Task: From the entries below, count every line that contains the word "text". Please give the number and nothing else.
-- start Material supplied --
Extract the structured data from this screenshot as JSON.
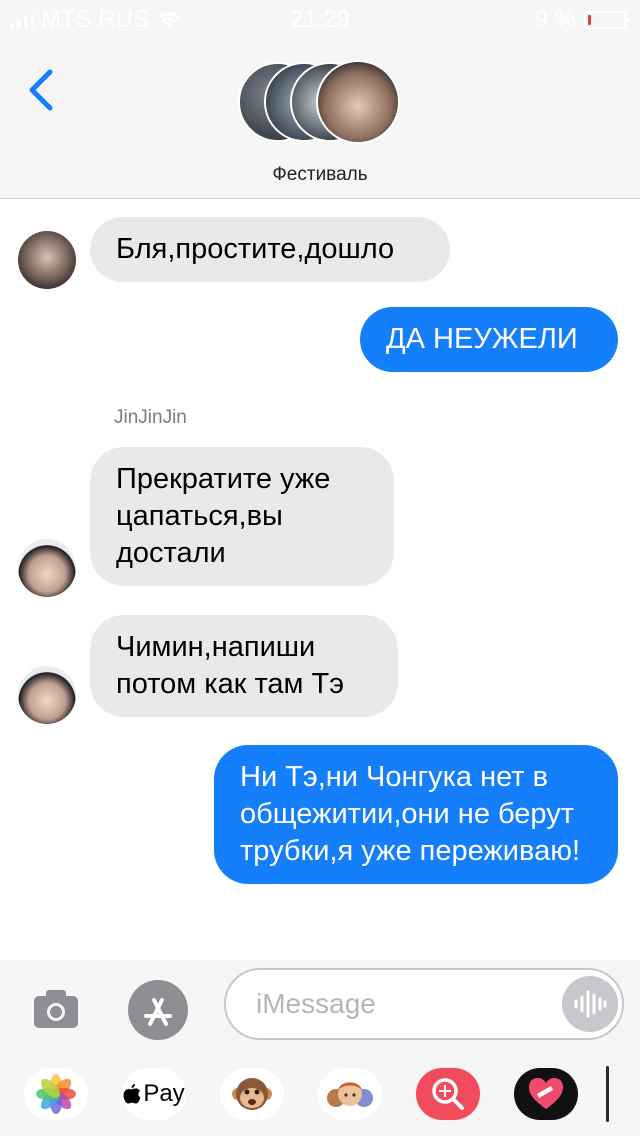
{
  "status_bar": {
    "carrier": "MTS RUS",
    "time": "21:29",
    "battery_percent": "9 %",
    "battery_level": 0.09
  },
  "header": {
    "group_name": "Фестиваль"
  },
  "messages": [
    {
      "direction": "incoming",
      "text": "Бля,простите,дошло"
    },
    {
      "direction": "outgoing",
      "text": "ДА НЕУЖЕЛИ"
    },
    {
      "direction": "incoming",
      "sender": "JinJinJin",
      "text": "Прекратите уже цапаться,вы достали"
    },
    {
      "direction": "incoming",
      "text": "Чимин,напиши потом как там Тэ"
    },
    {
      "direction": "outgoing",
      "text": "Ни Тэ,ни Чонгука нет в общежитии,они не берут трубки,я уже переживаю!"
    }
  ],
  "input": {
    "placeholder": "iMessage"
  },
  "app_drawer": {
    "apple_pay_label": "Pay",
    "apps": [
      "photos-icon",
      "apple-pay-icon",
      "animoji-monkey-icon",
      "memoji-icon",
      "search-images-icon",
      "digital-touch-icon"
    ]
  },
  "colors": {
    "outgoing_bubble": "#147efb",
    "incoming_bubble": "#e9e9eb",
    "accent": "#147efb",
    "battery_low": "#e53c3c"
  }
}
-- end Material supplied --
Written solution: 5